Texte à étudier.
______________________________

Classique en période de raréfaction des candidats, les groupes retravaillent les profils recherchés et diversifient leurs sources. Bouygues Construction ouvre les postes à des ingénieurs expérimentés venus d’autres secteurs, comme l’automobile. Et commence à miser sur les universités, un « terrain d’exploration énorme » pour Vincent Nicot, qui a recensé 268 formations intéressantes, de bac + 3 à bac + 5. Areva a doublé depuis trois ans son vivier d’écoles cibles (80 établissements désormais) et systématise les propositions de stages dès la deuxième année d’école d’ingénieurs. EDF pallie le faible nombre de formations dédiées aux énergies. Ainsi, dès la rentrée, sa nouvelle Fondation européenne pour les énergies de demain financera un master international sur l’énergie nucléaire, ouvert à 50 élèves, pour moitié étrangers.

Le vivier des universités étrangères. D’autres lorgnent au-delà des frontières. Bouygues Construction a posé des jalons auprès d’universités au Canada, en Roumanie et en Égypte. Face aux difficultés de recrutement en France, en Allemagne et en Italie, Alstom Transport, qui recherche 700 ingénieurs cette année, a repensé sa stratégie. Nouveau champ d’action : le monde. « L’Allemagne et la Grande-Bretagne sont connues pour leurs filières d’ingénieurs mécaniciens. Pourquoi ne pas pêcher dans ce vivier ? » souligne Marc François-Brazier. Fer de lance de cette stratégie, les centres de services partagés dédiés au recrutement déployés pays par pays. « Jusqu’alors, ils répondaient aux besoins locaux. Désormais, ils prendront en compte les demandes internationales », reprend son vice-président. La mondialisation du recrutement d’ingénieurs est lancée.

BENOÎT YAMEUNDJEU

Ingénieur travaux chez Bouygues Construction

« Mon parcours suscite toujours l’étonnement de mes collègues. » Ce diplômé des Ponts et Chaussées s’y est habitué, lui qui inaugure une mobilité inédite entre l’automobile et le bâtiment. Après trois ans passés chez Renault, à l’usine de Flins, il a rejoint le chantier de rénovation du campus de Jussieu, à Paris, comme responsable de gros œuvre. Le groupe de BTP n’hésite plus à recruter des ingénieurs d’autres secteurs et, pour cela, a boosté les salaires. De l’usine au chantier, le quotidien de Benoît Yameundjeu a bien changé. Mais il retrouve « la même diversité d’interlocuteurs ».

______________________________

Exercice 1.
D'après le texte sur le recrutement des ingénieurs, répondez brièvement :
(a) Combien de formations intéressantes Vincent Nicot a-t-il recensées ?
(b) Combien d'ingénieurs Alstom Transport recherche-t-il cette année ?
(c) Dans quelle usine Benoît Yameundjeu a-t-il travaillé pendant ses trois ans chez Renault ?
Exercice 2. Recopiez le passage du texte sur le recrutement des ingénieurs qui commence par « Classique en période » et se termine par « pour moitié étrangers. ».

______________________________

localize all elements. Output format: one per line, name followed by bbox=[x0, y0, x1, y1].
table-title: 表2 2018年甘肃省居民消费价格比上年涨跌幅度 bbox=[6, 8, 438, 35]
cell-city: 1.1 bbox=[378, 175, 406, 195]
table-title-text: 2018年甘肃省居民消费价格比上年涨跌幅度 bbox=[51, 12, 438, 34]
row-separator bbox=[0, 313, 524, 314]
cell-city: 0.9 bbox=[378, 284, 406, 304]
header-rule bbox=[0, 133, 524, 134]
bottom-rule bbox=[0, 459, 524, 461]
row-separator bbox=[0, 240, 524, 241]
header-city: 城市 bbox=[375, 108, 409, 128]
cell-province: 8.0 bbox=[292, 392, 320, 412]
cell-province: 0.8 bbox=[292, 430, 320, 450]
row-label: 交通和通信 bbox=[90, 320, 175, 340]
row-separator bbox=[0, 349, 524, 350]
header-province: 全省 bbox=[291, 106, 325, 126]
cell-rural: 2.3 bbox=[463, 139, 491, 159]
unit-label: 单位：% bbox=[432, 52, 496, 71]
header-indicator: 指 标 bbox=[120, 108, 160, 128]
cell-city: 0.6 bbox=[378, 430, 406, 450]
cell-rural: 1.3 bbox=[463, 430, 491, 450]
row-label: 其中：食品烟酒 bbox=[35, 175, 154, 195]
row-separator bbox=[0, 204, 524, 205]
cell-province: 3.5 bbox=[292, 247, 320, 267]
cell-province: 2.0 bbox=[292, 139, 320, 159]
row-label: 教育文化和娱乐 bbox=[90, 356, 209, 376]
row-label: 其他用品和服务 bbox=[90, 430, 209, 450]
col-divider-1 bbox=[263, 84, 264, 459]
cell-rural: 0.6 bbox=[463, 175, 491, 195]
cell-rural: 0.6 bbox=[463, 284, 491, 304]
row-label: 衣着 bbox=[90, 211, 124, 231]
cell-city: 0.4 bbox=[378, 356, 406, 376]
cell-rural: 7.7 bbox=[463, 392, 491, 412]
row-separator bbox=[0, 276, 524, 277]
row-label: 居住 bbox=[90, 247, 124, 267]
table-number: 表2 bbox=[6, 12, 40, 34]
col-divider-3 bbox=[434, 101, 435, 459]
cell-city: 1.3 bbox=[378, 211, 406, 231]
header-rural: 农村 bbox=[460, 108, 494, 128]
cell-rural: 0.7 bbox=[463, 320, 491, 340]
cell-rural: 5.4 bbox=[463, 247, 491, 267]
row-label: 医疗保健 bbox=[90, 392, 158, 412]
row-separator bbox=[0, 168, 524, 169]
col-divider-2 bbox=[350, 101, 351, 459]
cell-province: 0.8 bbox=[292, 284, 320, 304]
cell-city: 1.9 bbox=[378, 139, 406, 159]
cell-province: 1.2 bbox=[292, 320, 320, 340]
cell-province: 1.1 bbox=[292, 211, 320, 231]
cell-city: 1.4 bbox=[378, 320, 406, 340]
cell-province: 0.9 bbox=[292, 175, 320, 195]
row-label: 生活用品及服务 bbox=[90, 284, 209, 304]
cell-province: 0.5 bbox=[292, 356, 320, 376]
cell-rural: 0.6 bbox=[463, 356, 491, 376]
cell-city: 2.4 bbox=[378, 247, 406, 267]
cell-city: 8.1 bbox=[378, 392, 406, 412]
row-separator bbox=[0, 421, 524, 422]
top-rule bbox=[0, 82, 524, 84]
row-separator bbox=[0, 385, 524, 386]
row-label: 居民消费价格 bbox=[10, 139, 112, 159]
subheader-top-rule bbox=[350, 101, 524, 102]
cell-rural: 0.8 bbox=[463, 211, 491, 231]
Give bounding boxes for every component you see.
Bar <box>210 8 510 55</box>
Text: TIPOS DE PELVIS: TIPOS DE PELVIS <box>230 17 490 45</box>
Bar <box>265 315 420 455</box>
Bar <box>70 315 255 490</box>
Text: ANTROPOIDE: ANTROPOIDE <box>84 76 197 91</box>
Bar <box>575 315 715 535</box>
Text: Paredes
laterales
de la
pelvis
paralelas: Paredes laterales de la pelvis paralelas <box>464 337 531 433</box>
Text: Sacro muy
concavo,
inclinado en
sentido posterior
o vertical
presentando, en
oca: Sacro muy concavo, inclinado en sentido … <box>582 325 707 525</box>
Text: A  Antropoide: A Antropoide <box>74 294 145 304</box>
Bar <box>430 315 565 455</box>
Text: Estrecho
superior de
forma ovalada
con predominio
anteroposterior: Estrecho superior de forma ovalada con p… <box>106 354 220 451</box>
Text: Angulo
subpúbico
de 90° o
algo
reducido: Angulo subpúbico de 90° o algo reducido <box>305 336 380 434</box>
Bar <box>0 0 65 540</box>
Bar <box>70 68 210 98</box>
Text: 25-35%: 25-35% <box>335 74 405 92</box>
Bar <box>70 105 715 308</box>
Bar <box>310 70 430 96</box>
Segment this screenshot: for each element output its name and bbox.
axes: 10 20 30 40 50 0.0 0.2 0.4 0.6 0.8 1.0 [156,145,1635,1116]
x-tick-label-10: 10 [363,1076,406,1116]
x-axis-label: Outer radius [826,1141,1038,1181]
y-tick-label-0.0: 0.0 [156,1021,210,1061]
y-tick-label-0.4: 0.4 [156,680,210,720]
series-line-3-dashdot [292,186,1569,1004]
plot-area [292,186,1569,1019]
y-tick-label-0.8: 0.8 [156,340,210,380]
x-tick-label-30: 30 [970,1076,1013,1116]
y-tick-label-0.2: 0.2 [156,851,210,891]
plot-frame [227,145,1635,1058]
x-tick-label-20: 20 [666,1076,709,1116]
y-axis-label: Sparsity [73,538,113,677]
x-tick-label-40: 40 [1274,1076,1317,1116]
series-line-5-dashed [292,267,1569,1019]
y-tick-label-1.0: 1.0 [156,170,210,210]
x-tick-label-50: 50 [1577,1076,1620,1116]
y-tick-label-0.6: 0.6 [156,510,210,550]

______________________________

Réponse rédigée 1.
(a) 268 formations, de bac + 3 à bac + 5.
(b) 700 ingénieurs.
(c) L'usine de Flins.

Réponse rédigée 2.
Classique en période de raréfaction des candidats, les groupes retravaillent les profils recherchés et diversifient leurs sources. Bouygues Construction ouvre les postes à des ingénieurs expérimentés venus d’autres secteurs, comme l’automobile. Et commence à miser sur les universités, un « terrain d’exploration énorme » pour Vincent Nicot, qui a recensé 268 formations intéressantes, de bac + 3 à bac + 5. Areva a doublé depuis trois ans son vivier d’écoles cibles (80 établissements désormais) et systématise les propositions de stages dès la deuxième année d’école d’ingénieurs. EDF pallie le faible nombre de formations dédiées aux énergies. Ainsi, dès la rentrée, sa nouvelle Fondation européenne pour les énergies de demain financera un master international sur l’énergie nucléaire, ouvert à 50 élèves, pour moitié étrangers.